→ YOUR OBJECTIVE: Show only lines that include "Huyện".

→ SOURCE DATA:
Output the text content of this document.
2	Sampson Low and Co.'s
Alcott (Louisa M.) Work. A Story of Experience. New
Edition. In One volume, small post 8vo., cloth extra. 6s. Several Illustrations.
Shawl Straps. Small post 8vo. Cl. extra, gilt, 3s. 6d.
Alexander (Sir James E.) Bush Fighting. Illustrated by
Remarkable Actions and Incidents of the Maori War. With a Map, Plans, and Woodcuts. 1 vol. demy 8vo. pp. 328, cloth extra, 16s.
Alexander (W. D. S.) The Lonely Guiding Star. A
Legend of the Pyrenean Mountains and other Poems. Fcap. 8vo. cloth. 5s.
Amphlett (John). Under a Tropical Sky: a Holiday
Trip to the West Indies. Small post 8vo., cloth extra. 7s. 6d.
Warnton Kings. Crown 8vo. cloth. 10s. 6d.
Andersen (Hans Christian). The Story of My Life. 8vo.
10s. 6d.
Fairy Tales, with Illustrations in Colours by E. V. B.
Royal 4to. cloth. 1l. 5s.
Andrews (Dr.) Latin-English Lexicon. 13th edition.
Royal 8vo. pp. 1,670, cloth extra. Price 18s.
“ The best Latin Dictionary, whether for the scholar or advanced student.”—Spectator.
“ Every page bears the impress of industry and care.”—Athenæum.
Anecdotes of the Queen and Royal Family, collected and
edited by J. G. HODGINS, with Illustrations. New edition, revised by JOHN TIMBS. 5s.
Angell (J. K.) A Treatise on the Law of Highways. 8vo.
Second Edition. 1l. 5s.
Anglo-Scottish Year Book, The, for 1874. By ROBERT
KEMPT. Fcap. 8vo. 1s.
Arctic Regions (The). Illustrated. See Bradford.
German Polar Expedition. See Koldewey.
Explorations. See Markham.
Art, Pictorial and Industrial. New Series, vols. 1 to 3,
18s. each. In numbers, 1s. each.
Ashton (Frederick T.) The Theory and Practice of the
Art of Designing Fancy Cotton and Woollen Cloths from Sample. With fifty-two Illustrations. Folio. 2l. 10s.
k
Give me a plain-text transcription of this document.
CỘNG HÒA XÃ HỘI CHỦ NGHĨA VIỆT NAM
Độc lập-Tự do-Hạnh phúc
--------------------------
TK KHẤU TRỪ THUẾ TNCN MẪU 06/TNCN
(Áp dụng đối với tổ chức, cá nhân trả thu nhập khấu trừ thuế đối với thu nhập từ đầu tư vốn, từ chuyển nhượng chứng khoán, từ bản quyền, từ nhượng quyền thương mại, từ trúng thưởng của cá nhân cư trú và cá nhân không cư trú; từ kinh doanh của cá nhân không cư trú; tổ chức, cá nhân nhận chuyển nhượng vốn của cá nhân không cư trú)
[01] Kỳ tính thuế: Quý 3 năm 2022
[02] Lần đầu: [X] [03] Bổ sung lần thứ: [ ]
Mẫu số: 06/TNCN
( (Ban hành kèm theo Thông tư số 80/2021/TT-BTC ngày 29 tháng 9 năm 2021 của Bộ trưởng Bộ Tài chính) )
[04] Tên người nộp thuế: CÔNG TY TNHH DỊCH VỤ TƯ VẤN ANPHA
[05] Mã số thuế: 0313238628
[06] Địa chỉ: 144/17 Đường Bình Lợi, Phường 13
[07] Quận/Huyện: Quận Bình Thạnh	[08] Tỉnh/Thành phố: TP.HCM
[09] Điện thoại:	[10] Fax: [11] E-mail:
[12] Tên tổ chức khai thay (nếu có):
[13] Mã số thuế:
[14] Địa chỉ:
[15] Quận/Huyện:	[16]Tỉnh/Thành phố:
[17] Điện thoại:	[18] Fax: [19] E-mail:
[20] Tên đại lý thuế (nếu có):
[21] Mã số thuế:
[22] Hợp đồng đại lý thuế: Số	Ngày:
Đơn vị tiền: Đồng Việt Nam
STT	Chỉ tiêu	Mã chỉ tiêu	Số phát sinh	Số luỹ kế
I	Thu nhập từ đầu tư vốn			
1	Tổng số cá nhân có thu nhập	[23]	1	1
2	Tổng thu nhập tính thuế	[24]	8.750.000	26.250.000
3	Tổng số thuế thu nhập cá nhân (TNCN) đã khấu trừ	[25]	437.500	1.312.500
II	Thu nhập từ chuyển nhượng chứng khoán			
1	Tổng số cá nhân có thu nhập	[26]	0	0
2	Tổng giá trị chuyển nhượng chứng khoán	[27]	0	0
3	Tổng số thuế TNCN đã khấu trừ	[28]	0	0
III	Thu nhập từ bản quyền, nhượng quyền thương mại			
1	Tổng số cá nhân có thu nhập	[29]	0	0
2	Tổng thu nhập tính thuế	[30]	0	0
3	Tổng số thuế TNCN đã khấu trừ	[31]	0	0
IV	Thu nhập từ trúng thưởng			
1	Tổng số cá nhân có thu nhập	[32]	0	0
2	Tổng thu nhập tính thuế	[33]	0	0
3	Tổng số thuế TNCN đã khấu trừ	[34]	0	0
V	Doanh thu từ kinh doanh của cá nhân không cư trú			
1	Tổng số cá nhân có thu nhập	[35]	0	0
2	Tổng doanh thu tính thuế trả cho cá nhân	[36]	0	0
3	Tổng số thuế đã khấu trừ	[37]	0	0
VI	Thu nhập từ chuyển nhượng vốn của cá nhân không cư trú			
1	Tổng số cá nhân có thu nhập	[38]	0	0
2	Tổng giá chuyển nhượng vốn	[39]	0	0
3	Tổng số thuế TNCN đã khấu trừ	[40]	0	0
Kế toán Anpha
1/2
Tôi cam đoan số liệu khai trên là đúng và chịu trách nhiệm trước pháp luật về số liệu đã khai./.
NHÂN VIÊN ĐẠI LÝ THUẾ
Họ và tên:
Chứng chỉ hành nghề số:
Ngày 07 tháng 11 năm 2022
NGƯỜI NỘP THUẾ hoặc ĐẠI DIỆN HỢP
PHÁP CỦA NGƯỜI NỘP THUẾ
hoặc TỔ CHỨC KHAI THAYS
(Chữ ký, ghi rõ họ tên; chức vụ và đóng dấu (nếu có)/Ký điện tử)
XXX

→ SOLVED PROBLEM:
[07] Quận/Huyện: Quận Bình Thạnh	[08] Tỉnh/Thành phố: TP.HCM
[15] Quận/Huyện:	[16]Tỉnh/Thành phố:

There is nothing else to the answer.